→ TEXTE FOURNI
>>>

Pour la première fois, le champion du monde d’échecs a été vaincu par l’intelligence artificielle… En prenant quelques libertés romanesques, la série télévisée Rematch proposé sur ARTE retrace cet événement historique. Comment cela s’est-il réellement passé ?
Garry Kasparov avait remporté la victoire sur Deep Blue en 1996. L’année suivante, l’ordinateur, perfectionné par l’équipe d’Ibm – et appelé alors Deeper Blue – prenait sa revanche sur le champion du monde. La chaîne franco-allemande Arte a diffusé Rematch, une série de six épisodes qui raconte cette histoire célèbre.
Garry Kasparov et Yury Dokhonian
Ce qui est relaté et montré dans cette fiction est très éloigné de ce qui s’est passé à New York en mai 1997. En réalité, peu de choses collent, et la production semble n’avoir véritablement saisi ni Garry Kasparov ni l’équipe d’Ibm.
Dans la suite de son hôtel new-yorkais, Kasparov se préparait principalement en compagnie de son entraîneur attitré, Yury Dokhonian, chacun derrière un ordinateur portable. À leurs côtés se trouvait également Frederic Friedel, joueur allemand et spécialiste en informatique.
Dans la série, on voit Kasparov se précipiter vers un échiquier pour vérifier un coup et les variantes après une partie. Or il n’y avait pas un seul échiquier en trois dimensions dans les parages. Depuis au moins sept ans, le champion avait pris l’habitude de se préparer avec un ordinateur et des banques de données. Comme de nombreux joueurs de haut niveau, il était capable – il l’est aujourd’hui encore – de jouer à l’aveugle. En compétition, il analysait et calculait des lignes ; il ne ressassait pas, encore et encore, ce que lui disait son papa lorsqu’il était enfant.
Intervention humaine pendant la partie d’échecs ?
Après sa défaite, Kasparov avait publiquement émis des doutes sur IBM, soupçonnant une tricherie sur un coup (37.Fe4 dans la 2e partie) qu’il pensait être le résultat d’une intervention humaine pendant la partie.
Toutefois, lors d’une émission en 2016, il a reconnu que ces suspicions étaient infondées et a salué le travail de l’équipe de Deep Blue. Le coup 37.Fe4 était tout simplement le meilleur coup de la position, et Deep Blue l’avait identifié de manière autonome. De nos jours, un logiciel commercial peut jouer 37.Fe4 dans la même position en une ou deux secondes ! Par ailleurs, Kasparov a également estimé que le niveau du match était relativement faible. Peu de temps après, les performances des programmes d’échecs allaient connaître une véritable explosion.

<<<

→ TÂCHE DEMANDÉE A
Extrayez des lignes ci-dessous toutes celles qui contiennent la chaîne « iconic ».

→ LIGNES AFFICHÉES
>>>

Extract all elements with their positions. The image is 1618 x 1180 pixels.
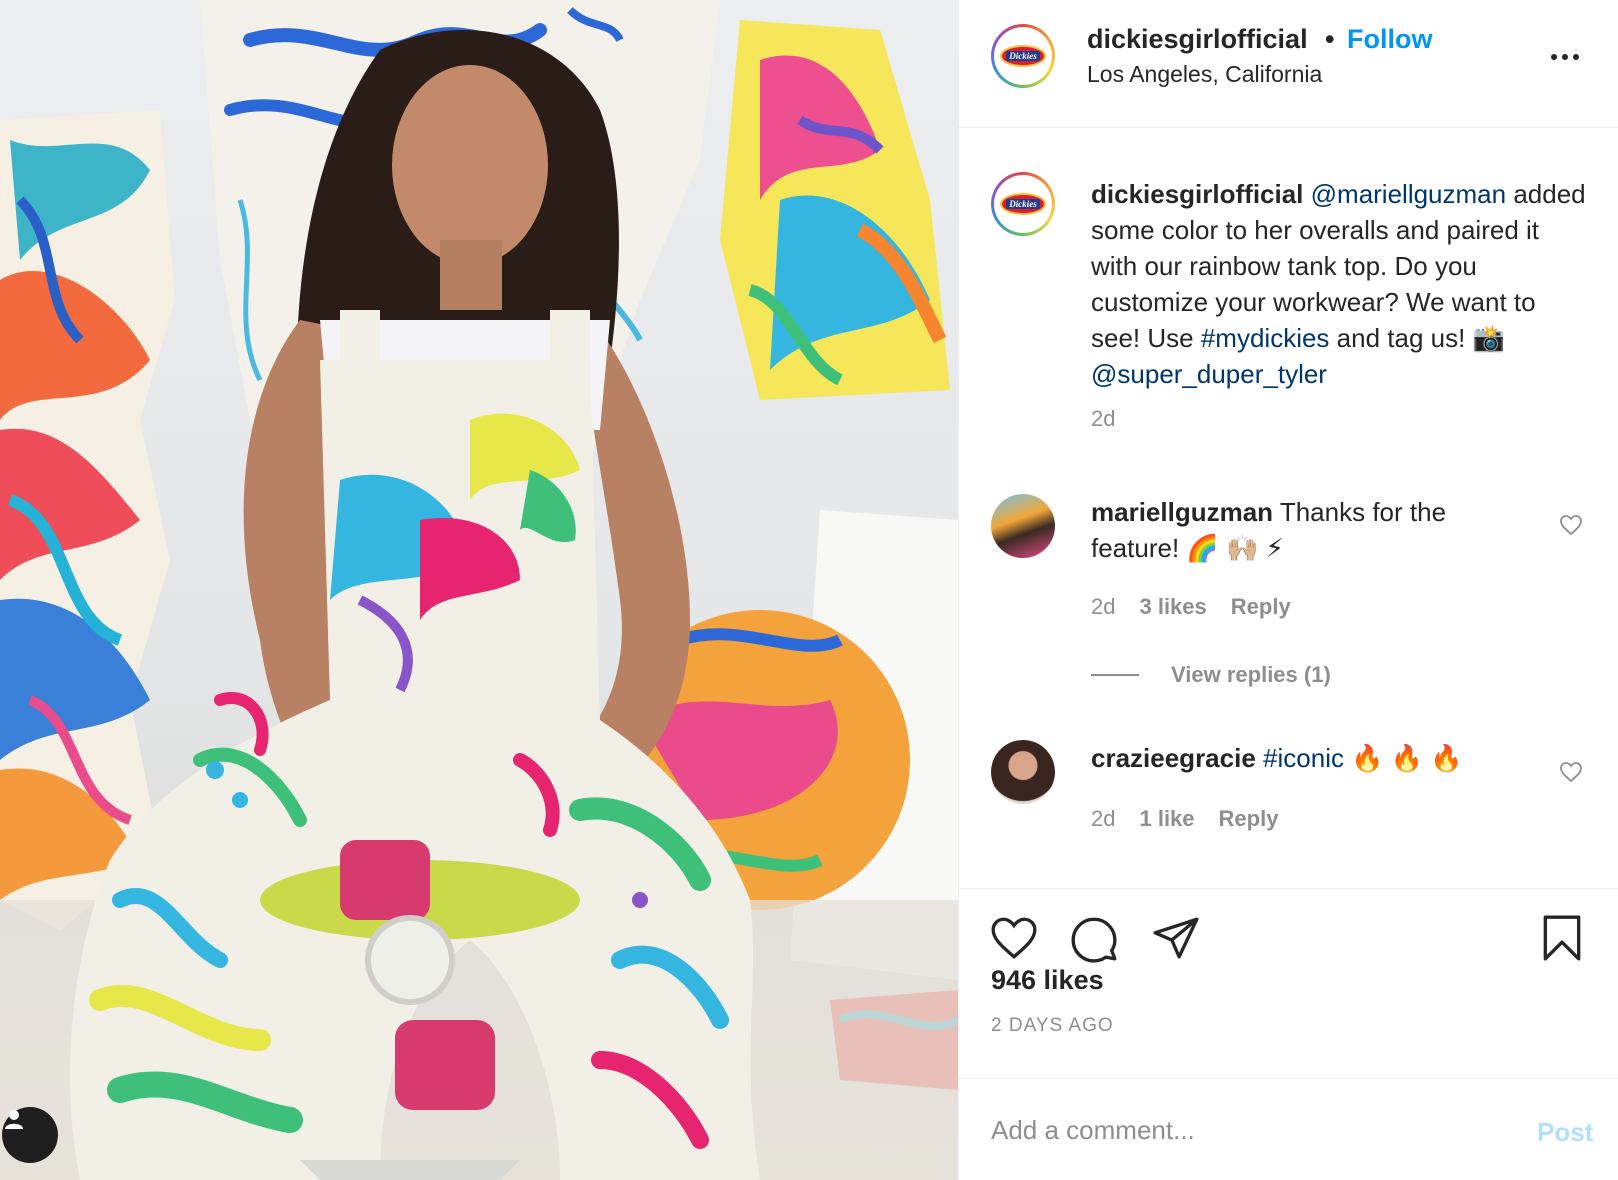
caption-mention[interactable]: @mariellguzman [1311,179,1506,209]
comment-1-likes[interactable]: 3 likes [1139,594,1206,620]
comment-1-reply-button[interactable]: Reply [1231,594,1291,620]
caption-text: dickiesgirlofficial @mariellguzman added… [1091,176,1591,392]
post-actions: 946 likes 2 DAYS AGO [959,888,1618,1078]
dickies-logo: Dickies [1000,193,1046,215]
avatar-inner: Dickies [994,27,1052,85]
post-side-panel: Dickies dickiesgirlofficial • Follow Los… [958,0,1618,1180]
author-avatar[interactable]: Dickies [991,24,1055,88]
bookmark-icon[interactable] [1537,913,1587,963]
comment-2-emoji: 🔥 🔥 🔥 [1351,743,1463,773]
view-replies-label: View replies (1) [1171,662,1331,687]
comment-2-time[interactable]: 2d [1091,806,1115,832]
photo-illustration [0,0,958,1180]
comment-avatar-mariellguzman[interactable] [991,494,1055,558]
caption-credit[interactable]: @super_duper_tyler [1091,359,1327,389]
share-icon[interactable] [1151,913,1201,963]
logo-text: Dickies [1006,51,1040,61]
comment-2-hashtag[interactable]: #iconic [1263,743,1344,773]
heart-icon[interactable] [989,913,1039,963]
add-comment-bar: Post [959,1078,1618,1180]
user-icon [5,1110,23,1129]
logo-text: Dickies [1006,199,1040,209]
caption-body-2: and tag us! [1336,323,1466,353]
more-options-icon[interactable] [1551,48,1589,66]
comment-1-like-heart-icon[interactable] [1559,513,1583,537]
avatar-inner: Dickies [994,175,1052,233]
post-photo[interactable] [0,0,958,1180]
comment-1-meta: 2d 3 likes Reply [1091,594,1291,620]
post-comment-button[interactable]: Post [1537,1117,1593,1148]
comment-1-text: mariellguzman Thanks for the feature! 🌈 … [1091,494,1531,566]
comment-2-reply-button[interactable]: Reply [1219,806,1279,832]
comment-2-likes[interactable]: 1 like [1139,806,1194,832]
author-username[interactable]: dickiesgirlofficial [1087,24,1308,55]
comment-avatar-crazieegracie[interactable] [991,740,1055,804]
comment-icon[interactable] [1069,913,1119,963]
caption-hashtag[interactable]: #mydickies [1201,323,1330,353]
post-location[interactable]: Los Angeles, California [1087,61,1322,88]
caption-avatar[interactable]: Dickies [991,172,1055,236]
comment-2-text: crazieegracie #iconic 🔥 🔥 🔥 [1091,740,1531,776]
add-comment-input[interactable] [991,1105,1491,1155]
view-replies-button[interactable]: View replies (1) [1091,662,1331,688]
caption-time[interactable]: 2d [1091,406,1115,432]
view-replies-line [1091,674,1139,676]
comment-1-username[interactable]: mariellguzman [1091,497,1273,527]
likes-count[interactable]: 946 likes [991,965,1104,996]
comment-2-meta: 2d 1 like Reply [1091,806,1278,832]
separator-dot: • [1325,24,1335,54]
post-header: Dickies dickiesgirlofficial • Follow Los… [959,0,1618,128]
comment-1-emoji: 🌈 🙌🏼 ⚡ [1186,533,1284,563]
tagged-users-button[interactable] [2,1107,58,1163]
comment-2-username[interactable]: crazieegracie [1091,743,1256,773]
comment-1-time[interactable]: 2d [1091,594,1115,620]
comment-2-like-heart-icon[interactable] [1559,760,1583,784]
caption-username[interactable]: dickiesgirlofficial [1091,179,1303,209]
post-time-ago[interactable]: 2 DAYS AGO [991,1015,1114,1037]
camera-emoji: 📸 [1472,323,1505,353]
dickies-logo: Dickies [1000,45,1046,67]
follow-button[interactable]: Follow [1347,24,1432,55]
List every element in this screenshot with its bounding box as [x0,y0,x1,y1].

<<<

→ TÂCHE DEMANDÉE B
Dressez la liste de toutes les personnes désignées par leur nom dans le texte sur la défaite de Kasparov face à Deep Blue.

→ SOLUTION RÉDIGÉE A
comment-2-hashtag[interactable]: #iconic [1263,743,1344,773]
comment-2-text: crazieegracie #iconic 🔥 🔥 🔥 [1091,740,1531,776]

→ SOLUTION RÉDIGÉE B
Garry Kasparov, Yury Dokhonian, Frederic Friedel